• **A block of data**
———

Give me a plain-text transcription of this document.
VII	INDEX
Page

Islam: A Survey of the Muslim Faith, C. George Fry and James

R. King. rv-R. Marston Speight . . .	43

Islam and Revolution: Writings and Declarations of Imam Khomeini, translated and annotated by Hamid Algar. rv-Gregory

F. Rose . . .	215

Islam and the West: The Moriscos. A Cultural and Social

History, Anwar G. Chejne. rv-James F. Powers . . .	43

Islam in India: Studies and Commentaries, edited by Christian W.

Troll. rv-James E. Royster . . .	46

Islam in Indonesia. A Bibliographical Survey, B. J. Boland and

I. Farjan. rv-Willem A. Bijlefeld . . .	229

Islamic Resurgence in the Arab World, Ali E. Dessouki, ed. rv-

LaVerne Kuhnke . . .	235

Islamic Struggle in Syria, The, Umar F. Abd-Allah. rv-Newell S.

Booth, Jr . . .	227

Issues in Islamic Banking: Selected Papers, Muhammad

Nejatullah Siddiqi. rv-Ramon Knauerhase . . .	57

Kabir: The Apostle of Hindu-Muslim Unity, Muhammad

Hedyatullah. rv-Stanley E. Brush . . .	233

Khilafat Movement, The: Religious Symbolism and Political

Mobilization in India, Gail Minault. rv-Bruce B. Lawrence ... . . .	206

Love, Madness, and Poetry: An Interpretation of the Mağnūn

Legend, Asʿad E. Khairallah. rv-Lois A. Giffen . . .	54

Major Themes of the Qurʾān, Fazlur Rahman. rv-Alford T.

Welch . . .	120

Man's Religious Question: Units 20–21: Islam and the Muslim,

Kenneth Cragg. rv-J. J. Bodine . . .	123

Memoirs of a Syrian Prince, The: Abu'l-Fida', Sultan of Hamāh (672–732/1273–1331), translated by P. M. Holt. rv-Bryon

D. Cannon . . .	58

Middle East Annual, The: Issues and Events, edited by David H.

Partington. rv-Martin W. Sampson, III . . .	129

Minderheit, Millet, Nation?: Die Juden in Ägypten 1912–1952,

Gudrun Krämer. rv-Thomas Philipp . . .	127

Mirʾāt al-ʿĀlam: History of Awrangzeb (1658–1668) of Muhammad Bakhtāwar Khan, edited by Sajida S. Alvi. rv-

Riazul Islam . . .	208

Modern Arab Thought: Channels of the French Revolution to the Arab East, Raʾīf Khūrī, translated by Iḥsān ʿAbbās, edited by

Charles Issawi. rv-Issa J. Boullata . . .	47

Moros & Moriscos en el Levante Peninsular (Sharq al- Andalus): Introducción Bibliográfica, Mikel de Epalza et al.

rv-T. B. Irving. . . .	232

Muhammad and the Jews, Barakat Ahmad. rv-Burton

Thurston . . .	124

———

• **What you are asked to do**
Return the full listing, character for character.

• **Finished task**
Give me a plain-text transcription of this document.
VII	INDEX
Page

Islam: A Survey of the Muslim Faith, C. George Fry and James

R. King. rv-R. Marston Speight . . .	43

Islam and Revolution: Writings and Declarations of Imam Khomeini, translated and annotated by Hamid Algar. rv-Gregory

F. Rose . . .	215

Islam and the West: The Moriscos. A Cultural and Social

History, Anwar G. Chejne. rv-James F. Powers . . .	43

Islam in India: Studies and Commentaries, edited by Christian W.

Troll. rv-James E. Royster . . .	46

Islam in Indonesia. A Bibliographical Survey, B. J. Boland and

I. Farjan. rv-Willem A. Bijlefeld . . .	229

Islamic Resurgence in the Arab World, Ali E. Dessouki, ed. rv-

LaVerne Kuhnke . . .	235

Islamic Struggle in Syria, The, Umar F. Abd-Allah. rv-Newell S.

Booth, Jr . . .	227

Issues in Islamic Banking: Selected Papers, Muhammad

Nejatullah Siddiqi. rv-Ramon Knauerhase . . .	57

Kabir: The Apostle of Hindu-Muslim Unity, Muhammad

Hedyatullah. rv-Stanley E. Brush . . .	233

Khilafat Movement, The: Religious Symbolism and Political

Mobilization in India, Gail Minault. rv-Bruce B. Lawrence ... . . .	206

Love, Madness, and Poetry: An Interpretation of the Mağnūn

Legend, Asʿad E. Khairallah. rv-Lois A. Giffen . . .	54

Major Themes of the Qurʾān, Fazlur Rahman. rv-Alford T.

Welch . . .	120

Man's Religious Question: Units 20–21: Islam and the Muslim,

Kenneth Cragg. rv-J. J. Bodine . . .	123

Memoirs of a Syrian Prince, The: Abu'l-Fida', Sultan of Hamāh (672–732/1273–1331), translated by P. M. Holt. rv-Bryon

D. Cannon . . .	58

Middle East Annual, The: Issues and Events, edited by David H.

Partington. rv-Martin W. Sampson, III . . .	129

Minderheit, Millet, Nation?: Die Juden in Ägypten 1912–1952,

Gudrun Krämer. rv-Thomas Philipp . . .	127

Mirʾāt al-ʿĀlam: History of Awrangzeb (1658–1668) of Muhammad Bakhtāwar Khan, edited by Sajida S. Alvi. rv-

Riazul Islam . . .	208

Modern Arab Thought: Channels of the French Revolution to the Arab East, Raʾīf Khūrī, translated by Iḥsān ʿAbbās, edited by

Charles Issawi. rv-Issa J. Boullata . . .	47

Moros & Moriscos en el Levante Peninsular (Sharq al- Andalus): Introducción Bibliográfica, Mikel de Epalza et al.

rv-T. B. Irving. . . .	232

Muhammad and the Jews, Barakat Ahmad. rv-Burton

Thurston . . .	124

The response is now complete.